#### Given request:
Reproduce every line of the listing as written, apart from the pictures.

==== Records to process ====

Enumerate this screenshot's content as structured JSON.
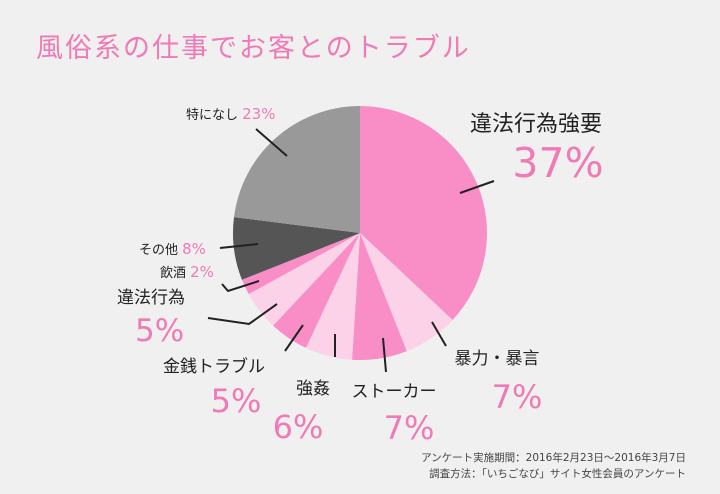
{
  "page": {
    "title": "風俗系の仕事でお客とのトラブル",
    "notes": [
      "アンケート実施期間：2016年2月23日～2016年3月7日",
      "調査方法：「いちごなび」サイト女性会員のアンケート"
    ]
  },
  "colors": {
    "accent": "#f07ab5",
    "label_text": "#222222",
    "leader_line": "#222222"
  },
  "chart_data": {
    "type": "pie",
    "title": "風俗系の仕事でお客とのトラブル",
    "start": "12 o'clock",
    "direction": "clockwise",
    "legend": "none",
    "slices": [
      {
        "label": "違法行為強要",
        "value": 37,
        "display": "37%",
        "color": "#f98ec7"
      },
      {
        "label": "暴力・暴言",
        "value": 7,
        "display": "7%",
        "color": "#fcd2e8"
      },
      {
        "label": "ストーカー",
        "value": 7,
        "display": "7%",
        "color": "#f98ec7"
      },
      {
        "label": "強姦",
        "value": 6,
        "display": "6%",
        "color": "#fcd2e8"
      },
      {
        "label": "金銭トラブル",
        "value": 5,
        "display": "5%",
        "color": "#f98ec7"
      },
      {
        "label": "違法行為",
        "value": 5,
        "display": "5%",
        "color": "#fcd2e8"
      },
      {
        "label": "飲酒",
        "value": 2,
        "display": "2%",
        "color": "#f98ec7"
      },
      {
        "label": "その他",
        "value": 8,
        "display": "8%",
        "color": "#555555"
      },
      {
        "label": "特になし",
        "value": 23,
        "display": "23%",
        "color": "#999999"
      }
    ]
  }
}
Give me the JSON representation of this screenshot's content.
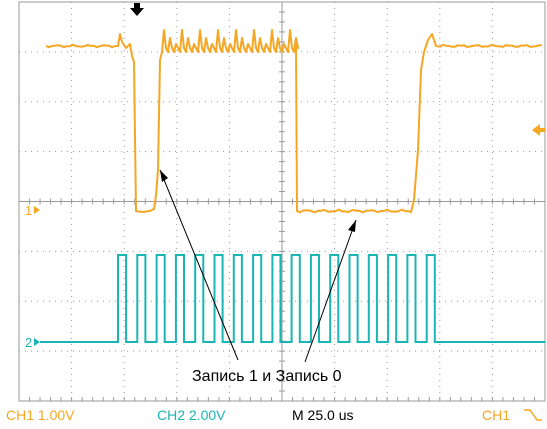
{
  "oscilloscope": {
    "annotation": "Запись 1 и Запись 0",
    "channel_markers": {
      "ch1": "1",
      "ch2": "2"
    },
    "status": {
      "ch1_scale": "CH1  1.00V",
      "ch2_scale": "CH2  2.00V",
      "timebase": "M 25.0 us",
      "trigger": "CH1"
    },
    "colors": {
      "ch1": "#f5a623",
      "ch2": "#1bb5b5",
      "grid": "#9a9a9a",
      "text": "#000000"
    },
    "icons": {
      "trigger_position": "down-arrow-icon",
      "trigger_level": "left-arrow-icon",
      "trigger_slope": "falling-edge-icon"
    }
  }
}
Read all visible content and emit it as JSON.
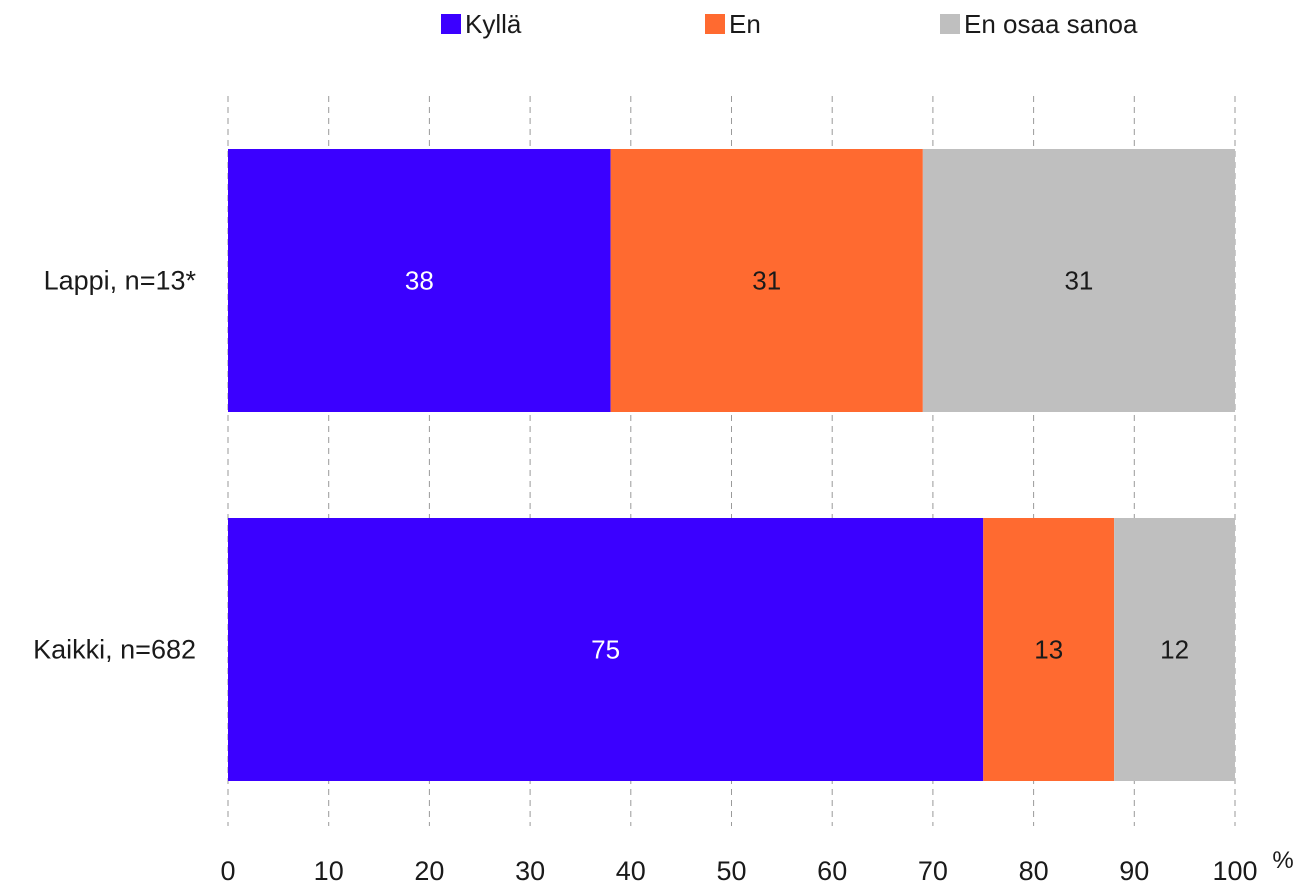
{
  "chart_data": {
    "type": "bar",
    "orientation": "horizontal",
    "stacked": true,
    "categories": [
      "Lappi, n=13*",
      "Kaikki, n=682"
    ],
    "series": [
      {
        "name": "Kyllä",
        "color": "#3b00ff",
        "label_color": "#ffffff",
        "values": [
          38,
          75
        ]
      },
      {
        "name": "En",
        "color": "#ff6a30",
        "label_color": "#1a1a1a",
        "values": [
          31,
          13
        ]
      },
      {
        "name": "En osaa sanoa",
        "color": "#bfbfbf",
        "label_color": "#1a1a1a",
        "values": [
          31,
          12
        ]
      }
    ],
    "xlim": [
      0,
      100
    ],
    "xticks": [
      0,
      10,
      20,
      30,
      40,
      50,
      60,
      70,
      80,
      90,
      100
    ],
    "xunit": "%",
    "grid": "vertical dashed",
    "legend": "top"
  }
}
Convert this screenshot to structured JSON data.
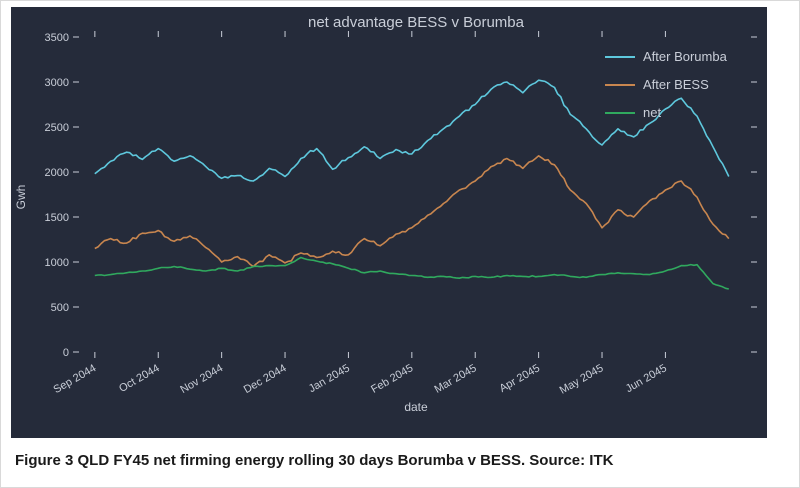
{
  "page": {
    "caption": "Figure 3 QLD FY45 net firming energy rolling 30 days Borumba v BESS. Source: ITK"
  },
  "chart_data": {
    "type": "line",
    "title": "net advantage BESS v Borumba",
    "xlabel": "date",
    "ylabel": "Gwh",
    "xlim": [
      -0.25,
      10.35
    ],
    "ylim": [
      0,
      3500
    ],
    "yticks": [
      0,
      500,
      1000,
      1500,
      2000,
      2500,
      3000,
      3500
    ],
    "xticks": [
      0,
      1,
      2,
      3,
      4,
      5,
      6,
      7,
      8,
      9
    ],
    "xtick_labels": [
      "Sep 2044",
      "Oct 2044",
      "Nov 2044",
      "Dec 2044",
      "Jan 2045",
      "Feb 2045",
      "Mar 2045",
      "Apr 2045",
      "May 2045",
      "Jun 2045"
    ],
    "x_units": "months since Sep 2044",
    "grid": false,
    "legend_position": "top-right",
    "colors": {
      "background": "#252b3a",
      "text": "#c9ced8"
    },
    "x": [
      0,
      0.25,
      0.5,
      0.75,
      1,
      1.25,
      1.5,
      1.75,
      2,
      2.25,
      2.5,
      2.75,
      3,
      3.25,
      3.5,
      3.75,
      4,
      4.25,
      4.5,
      4.75,
      5,
      5.25,
      5.5,
      5.75,
      6,
      6.25,
      6.5,
      6.75,
      7,
      7.25,
      7.5,
      7.75,
      8,
      8.25,
      8.5,
      8.75,
      9,
      9.25,
      9.5,
      9.75,
      10
    ],
    "series": [
      {
        "name": "After Borumba",
        "color": "#5ec8dd",
        "values": [
          1980,
          2120,
          2220,
          2140,
          2260,
          2120,
          2180,
          2060,
          1930,
          1960,
          1900,
          2040,
          1950,
          2150,
          2260,
          2030,
          2160,
          2280,
          2150,
          2250,
          2200,
          2350,
          2480,
          2620,
          2750,
          2920,
          3000,
          2880,
          3020,
          2940,
          2640,
          2480,
          2300,
          2480,
          2390,
          2540,
          2700,
          2820,
          2620,
          2280,
          1950
        ]
      },
      {
        "name": "After BESS",
        "color": "#c8864f",
        "values": [
          1150,
          1260,
          1210,
          1320,
          1350,
          1230,
          1290,
          1160,
          1000,
          1060,
          950,
          1080,
          990,
          1100,
          1050,
          1120,
          1080,
          1260,
          1180,
          1310,
          1380,
          1520,
          1650,
          1800,
          1900,
          2060,
          2150,
          2040,
          2180,
          2080,
          1800,
          1650,
          1380,
          1580,
          1500,
          1680,
          1800,
          1900,
          1720,
          1420,
          1260
        ]
      },
      {
        "name": "net",
        "color": "#30a95e",
        "values": [
          850,
          860,
          880,
          900,
          930,
          950,
          920,
          900,
          930,
          900,
          950,
          960,
          960,
          1050,
          1010,
          980,
          930,
          880,
          900,
          870,
          850,
          830,
          840,
          820,
          840,
          830,
          850,
          840,
          840,
          860,
          840,
          830,
          860,
          880,
          870,
          860,
          900,
          960,
          970,
          760,
          700
        ]
      }
    ]
  }
}
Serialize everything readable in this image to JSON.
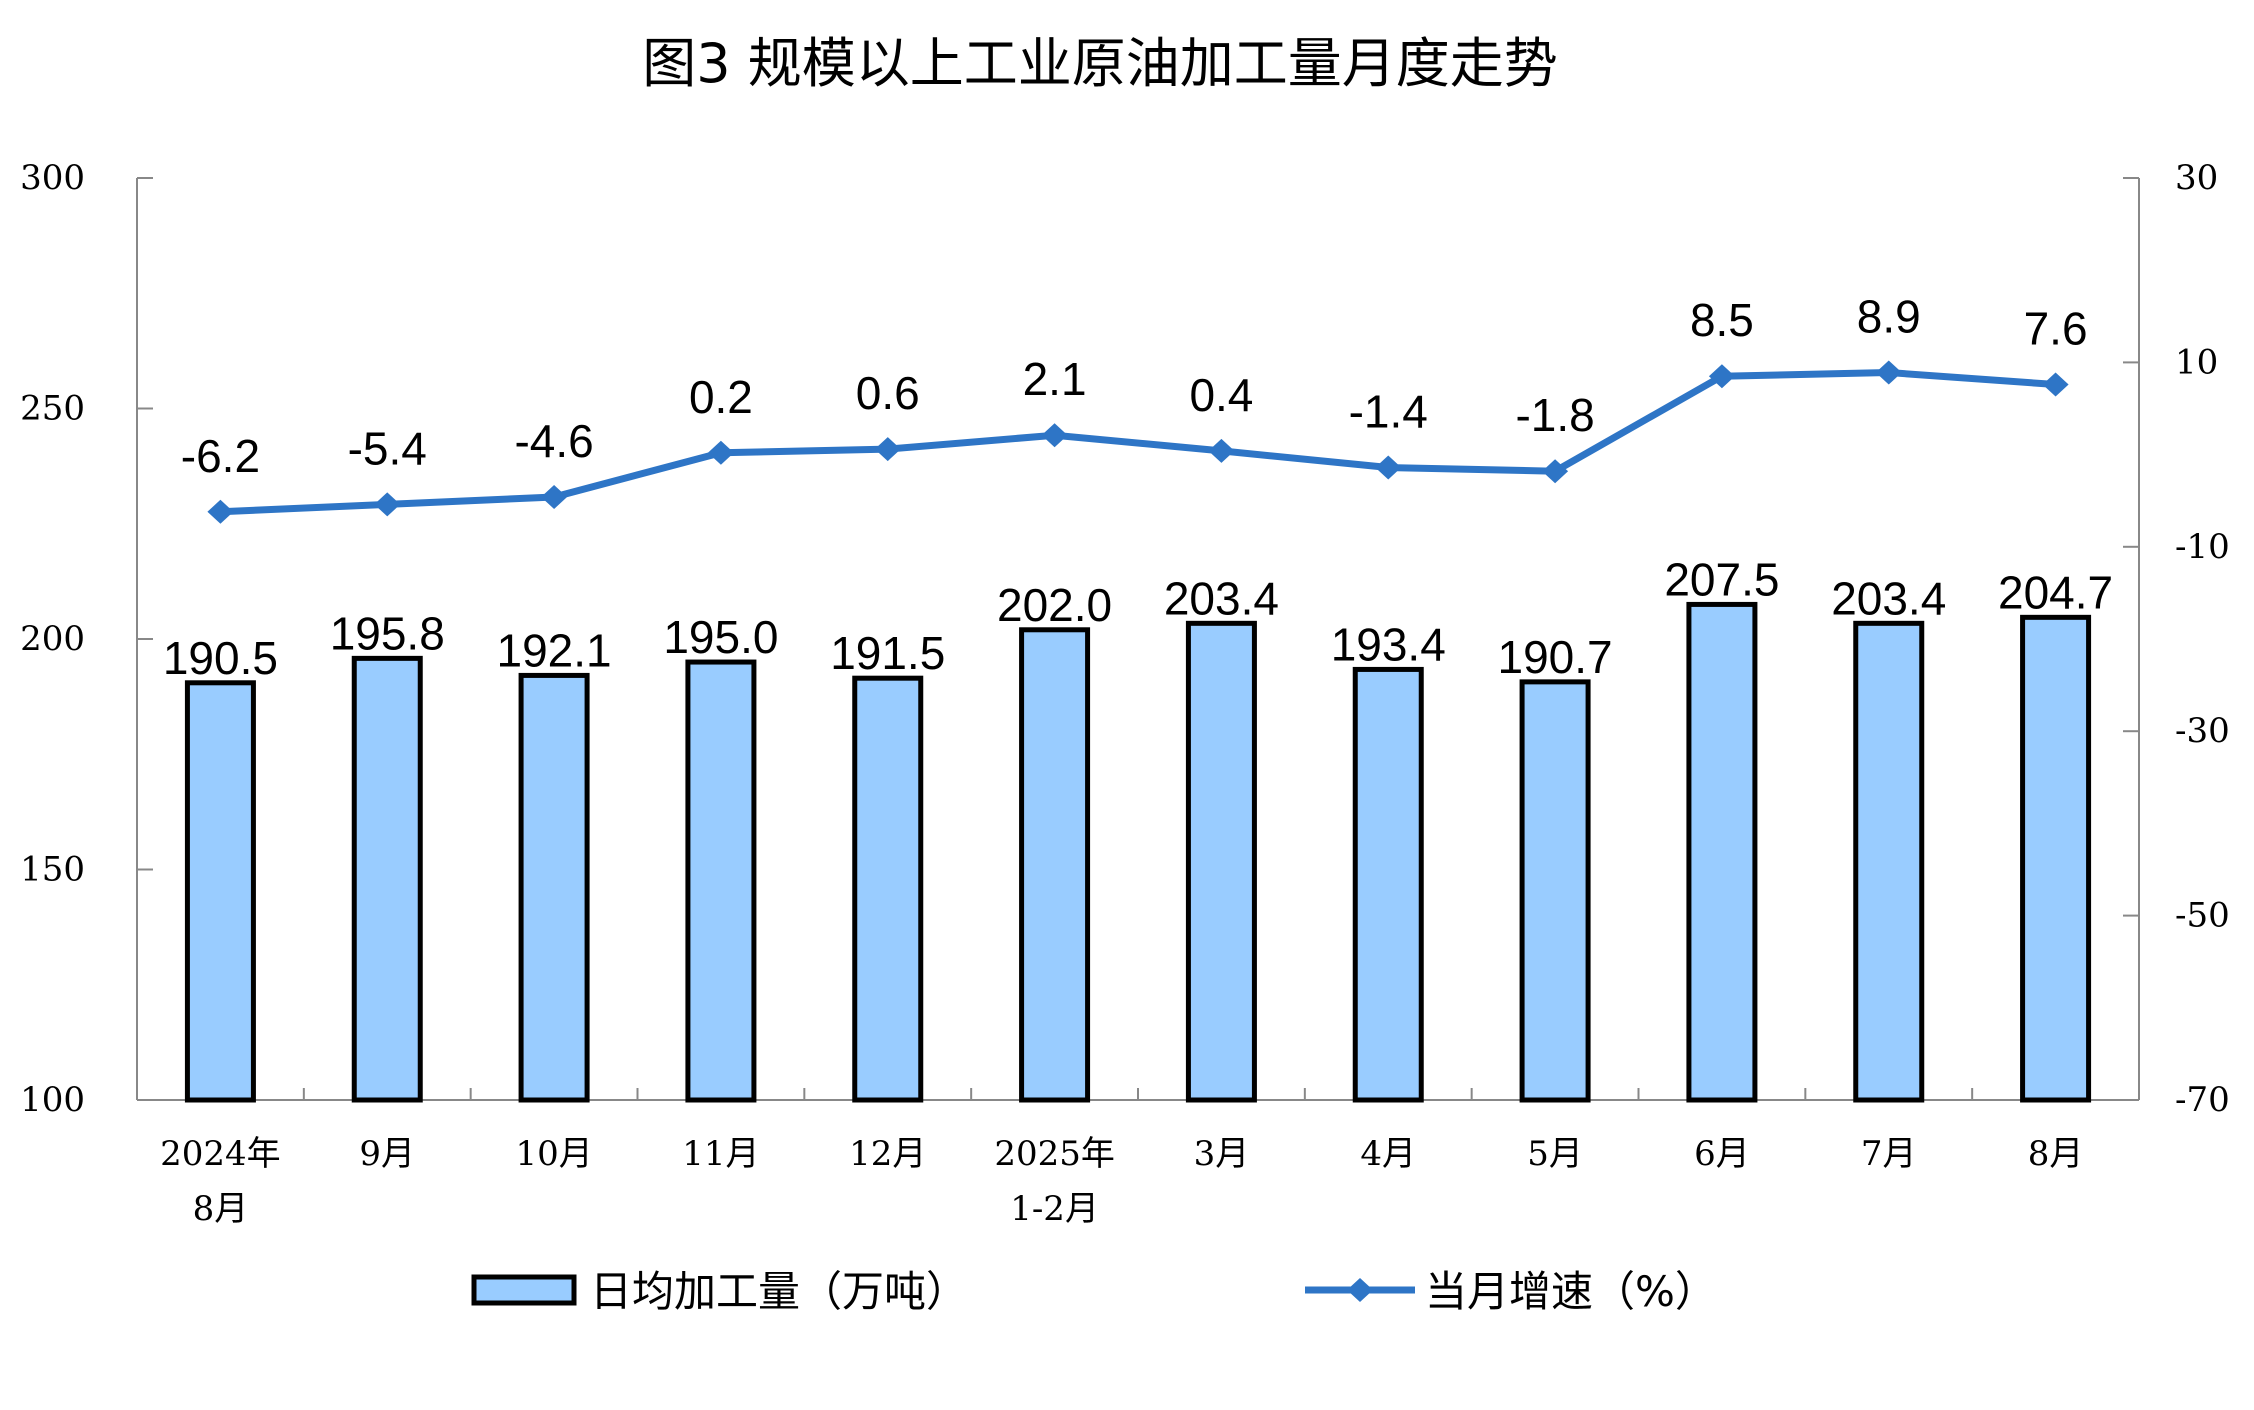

====

#### Written solution:
Enumerate this screenshot's content as structured JSON.
{
  "page": {
    "title": "風俗系の仕事でお客とのトラブル",
    "notes": [
      "アンケート実施期間：2016年2月23日～2016年3月7日",
      "調査方法：「いちごなび」サイト女性会員のアンケート"
    ]
  },
  "colors": {
    "accent": "#f07ab5",
    "label_text": "#222222",
    "leader_line": "#222222"
  },
  "chart_data": {
    "type": "pie",
    "title": "風俗系の仕事でお客とのトラブル",
    "start": "12 o'clock",
    "direction": "clockwise",
    "legend": "none",
    "slices": [
      {
        "label": "違法行為強要",
        "value": 37,
        "display": "37%",
        "color": "#f98ec7"
      },
      {
        "label": "暴力・暴言",
        "value": 7,
        "display": "7%",
        "color": "#fcd2e8"
      },
      {
        "label": "ストーカー",
        "value": 7,
        "display": "7%",
        "color": "#f98ec7"
      },
      {
        "label": "強姦",
        "value": 6,
        "display": "6%",
        "color": "#fcd2e8"
      },
      {
        "label": "金銭トラブル",
        "value": 5,
        "display": "5%",
        "color": "#f98ec7"
      },
      {
        "label": "違法行為",
        "value": 5,
        "display": "5%",
        "color": "#fcd2e8"
      },
      {
        "label": "飲酒",
        "value": 2,
        "display": "2%",
        "color": "#f98ec7"
      },
      {
        "label": "その他",
        "value": 8,
        "display": "8%",
        "color": "#555555"
      },
      {
        "label": "特になし",
        "value": 23,
        "display": "23%",
        "color": "#999999"
      }
    ]
  }
}
Give me the JSON representation of this screenshot's content.
{
  "oscilloscope": {
    "annotation": "Запись 1 и Запись 0",
    "channel_markers": {
      "ch1": "1",
      "ch2": "2"
    },
    "status": {
      "ch1_scale": "CH1  1.00V",
      "ch2_scale": "CH2  2.00V",
      "timebase": "M 25.0 us",
      "trigger": "CH1"
    },
    "colors": {
      "ch1": "#f5a623",
      "ch2": "#1bb5b5",
      "grid": "#9a9a9a",
      "text": "#000000"
    },
    "icons": {
      "trigger_position": "down-arrow-icon",
      "trigger_level": "left-arrow-icon",
      "trigger_slope": "falling-edge-icon"
    }
  }
}
Read all visible content and emit it as JSON.
{
  "chart_data": {
    "type": "bar",
    "orientation": "horizontal",
    "stacked": true,
    "categories": [
      "Lappi, n=13*",
      "Kaikki, n=682"
    ],
    "series": [
      {
        "name": "Kyllä",
        "color": "#3b00ff",
        "label_color": "#ffffff",
        "values": [
          38,
          75
        ]
      },
      {
        "name": "En",
        "color": "#ff6a30",
        "label_color": "#1a1a1a",
        "values": [
          31,
          13
        ]
      },
      {
        "name": "En osaa sanoa",
        "color": "#bfbfbf",
        "label_color": "#1a1a1a",
        "values": [
          31,
          12
        ]
      }
    ],
    "xlim": [
      0,
      100
    ],
    "xticks": [
      0,
      10,
      20,
      30,
      40,
      50,
      60,
      70,
      80,
      90,
      100
    ],
    "xunit": "%",
    "grid": "vertical dashed",
    "legend": "top"
  }
}
Convert this screenshot to structured JSON data.
{
  "page": {
    "caption": "Figure 3 QLD FY45 net firming energy rolling 30 days Borumba v BESS. Source: ITK"
  },
  "chart_data": {
    "type": "line",
    "title": "net advantage BESS v Borumba",
    "xlabel": "date",
    "ylabel": "Gwh",
    "xlim": [
      -0.25,
      10.35
    ],
    "ylim": [
      0,
      3500
    ],
    "yticks": [
      0,
      500,
      1000,
      1500,
      2000,
      2500,
      3000,
      3500
    ],
    "xticks": [
      0,
      1,
      2,
      3,
      4,
      5,
      6,
      7,
      8,
      9
    ],
    "xtick_labels": [
      "Sep 2044",
      "Oct 2044",
      "Nov 2044",
      "Dec 2044",
      "Jan 2045",
      "Feb 2045",
      "Mar 2045",
      "Apr 2045",
      "May 2045",
      "Jun 2045"
    ],
    "x_units": "months since Sep 2044",
    "grid": false,
    "legend_position": "top-right",
    "colors": {
      "background": "#252b3a",
      "text": "#c9ced8"
    },
    "x": [
      0,
      0.25,
      0.5,
      0.75,
      1,
      1.25,
      1.5,
      1.75,
      2,
      2.25,
      2.5,
      2.75,
      3,
      3.25,
      3.5,
      3.75,
      4,
      4.25,
      4.5,
      4.75,
      5,
      5.25,
      5.5,
      5.75,
      6,
      6.25,
      6.5,
      6.75,
      7,
      7.25,
      7.5,
      7.75,
      8,
      8.25,
      8.5,
      8.75,
      9,
      9.25,
      9.5,
      9.75,
      10
    ],
    "series": [
      {
        "name": "After Borumba",
        "color": "#5ec8dd",
        "values": [
          1980,
          2120,
          2220,
          2140,
          2260,
          2120,
          2180,
          2060,
          1930,
          1960,
          1900,
          2040,
          1950,
          2150,
          2260,
          2030,
          2160,
          2280,
          2150,
          2250,
          2200,
          2350,
          2480,
          2620,
          2750,
          2920,
          3000,
          2880,
          3020,
          2940,
          2640,
          2480,
          2300,
          2480,
          2390,
          2540,
          2700,
          2820,
          2620,
          2280,
          1950
        ]
      },
      {
        "name": "After BESS",
        "color": "#c8864f",
        "values": [
          1150,
          1260,
          1210,
          1320,
          1350,
          1230,
          1290,
          1160,
          1000,
          1060,
          950,
          1080,
          990,
          1100,
          1050,
          1120,
          1080,
          1260,
          1180,
          1310,
          1380,
          1520,
          1650,
          1800,
          1900,
          2060,
          2150,
          2040,
          2180,
          2080,
          1800,
          1650,
          1380,
          1580,
          1500,
          1680,
          1800,
          1900,
          1720,
          1420,
          1260
        ]
      },
      {
        "name": "net",
        "color": "#30a95e",
        "values": [
          850,
          860,
          880,
          900,
          930,
          950,
          920,
          900,
          930,
          900,
          950,
          960,
          960,
          1050,
          1010,
          980,
          930,
          880,
          900,
          870,
          850,
          830,
          840,
          820,
          840,
          830,
          850,
          840,
          840,
          860,
          840,
          830,
          860,
          880,
          870,
          860,
          900,
          960,
          970,
          760,
          700
        ]
      }
    ]
  }
}
Serialize everything readable in this image to JSON.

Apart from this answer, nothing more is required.